■ **Instructions to follow**
From the listing that follows, extract every line and set it down unaltered.

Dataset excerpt
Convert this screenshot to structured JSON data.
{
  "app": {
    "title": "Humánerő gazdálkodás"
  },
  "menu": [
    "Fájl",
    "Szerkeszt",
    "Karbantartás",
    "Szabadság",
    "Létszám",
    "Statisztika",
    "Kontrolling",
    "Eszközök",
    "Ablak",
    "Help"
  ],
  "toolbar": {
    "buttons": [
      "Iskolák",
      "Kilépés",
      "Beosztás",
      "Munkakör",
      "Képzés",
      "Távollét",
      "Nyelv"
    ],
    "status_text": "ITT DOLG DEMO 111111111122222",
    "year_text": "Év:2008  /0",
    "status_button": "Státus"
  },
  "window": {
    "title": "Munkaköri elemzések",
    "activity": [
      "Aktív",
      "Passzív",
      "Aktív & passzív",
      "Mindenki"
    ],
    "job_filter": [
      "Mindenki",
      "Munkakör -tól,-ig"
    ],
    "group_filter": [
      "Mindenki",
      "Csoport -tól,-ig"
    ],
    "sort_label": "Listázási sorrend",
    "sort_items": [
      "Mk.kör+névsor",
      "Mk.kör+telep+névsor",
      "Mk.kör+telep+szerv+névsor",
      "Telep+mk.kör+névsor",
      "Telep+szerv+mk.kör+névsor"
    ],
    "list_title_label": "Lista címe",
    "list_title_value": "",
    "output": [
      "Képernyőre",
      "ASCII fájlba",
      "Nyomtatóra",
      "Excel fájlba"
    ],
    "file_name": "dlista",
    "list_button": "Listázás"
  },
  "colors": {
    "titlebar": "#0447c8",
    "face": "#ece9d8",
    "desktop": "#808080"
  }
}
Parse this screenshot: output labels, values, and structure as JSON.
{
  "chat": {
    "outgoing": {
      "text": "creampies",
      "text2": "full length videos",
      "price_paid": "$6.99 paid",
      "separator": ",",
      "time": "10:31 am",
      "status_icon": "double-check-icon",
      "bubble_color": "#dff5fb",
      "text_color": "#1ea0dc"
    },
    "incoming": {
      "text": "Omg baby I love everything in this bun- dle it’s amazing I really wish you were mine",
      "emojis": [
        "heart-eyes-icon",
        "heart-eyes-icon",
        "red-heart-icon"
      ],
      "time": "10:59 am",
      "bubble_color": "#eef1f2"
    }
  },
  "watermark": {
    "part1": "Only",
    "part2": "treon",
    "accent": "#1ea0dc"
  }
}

■ **Task result**
Convert this screenshot to structured JSON data.
{
  "app": {
    "title": "Humánerő gazdálkodás"
  },
  "menu": [
    "Fájl",
    "Szerkeszt",
    "Karbantartás",
    "Szabadság",
    "Létszám",
    "Statisztika",
    "Kontrolling",
    "Eszközök",
    "Ablak",
    "Help"
  ],
  "toolbar": {
    "buttons": [
      "Iskolák",
      "Kilépés",
      "Beosztás",
      "Munkakör",
      "Képzés",
      "Távollét",
      "Nyelv"
    ],
    "status_text": "ITT DOLG DEMO 111111111122222",
    "year_text": "Év:2008  /0",
    "status_button": "Státus"
  },
  "window": {
    "title": "Munkaköri elemzések",
    "activity": [
      "Aktív",
      "Passzív",
      "Aktív & passzív",
      "Mindenki"
    ],
    "job_filter": [
      "Mindenki",
      "Munkakör -tól,-ig"
    ],
    "group_filter": [
      "Mindenki",
      "Csoport -tól,-ig"
    ],
    "sort_label": "Listázási sorrend",
    "sort_items": [
      "Mk.kör+névsor",
      "Mk.kör+telep+névsor",
      "Mk.kör+telep+szerv+névsor",
      "Telep+mk.kör+névsor",
      "Telep+szerv+mk.kör+névsor"
    ],
    "list_title_label": "Lista címe",
    "list_title_value": "",
    "output": [
      "Képernyőre",
      "ASCII fájlba",
      "Nyomtatóra",
      "Excel fájlba"
    ],
    "file_name": "dlista",
    "list_button": "Listázás"
  },
  "colors": {
    "titlebar": "#0447c8",
    "face": "#ece9d8",
    "desktop": "#808080"
  }
}
Parse this screenshot: output labels, values, and structure as JSON.
{
  "chat": {
    "outgoing": {
      "text": "creampies",
      "text2": "full length videos",
      "price_paid": "$6.99 paid",
      "separator": ",",
      "time": "10:31 am",
      "status_icon": "double-check-icon",
      "bubble_color": "#dff5fb",
      "text_color": "#1ea0dc"
    },
    "incoming": {
      "text": "Omg baby I love everything in this bun- dle it’s amazing I really wish you were mine",
      "emojis": [
        "heart-eyes-icon",
        "heart-eyes-icon",
        "red-heart-icon"
      ],
      "time": "10:59 am",
      "bubble_color": "#eef1f2"
    }
  },
  "watermark": {
    "part1": "Only",
    "part2": "treon",
    "accent": "#1ea0dc"
  }
}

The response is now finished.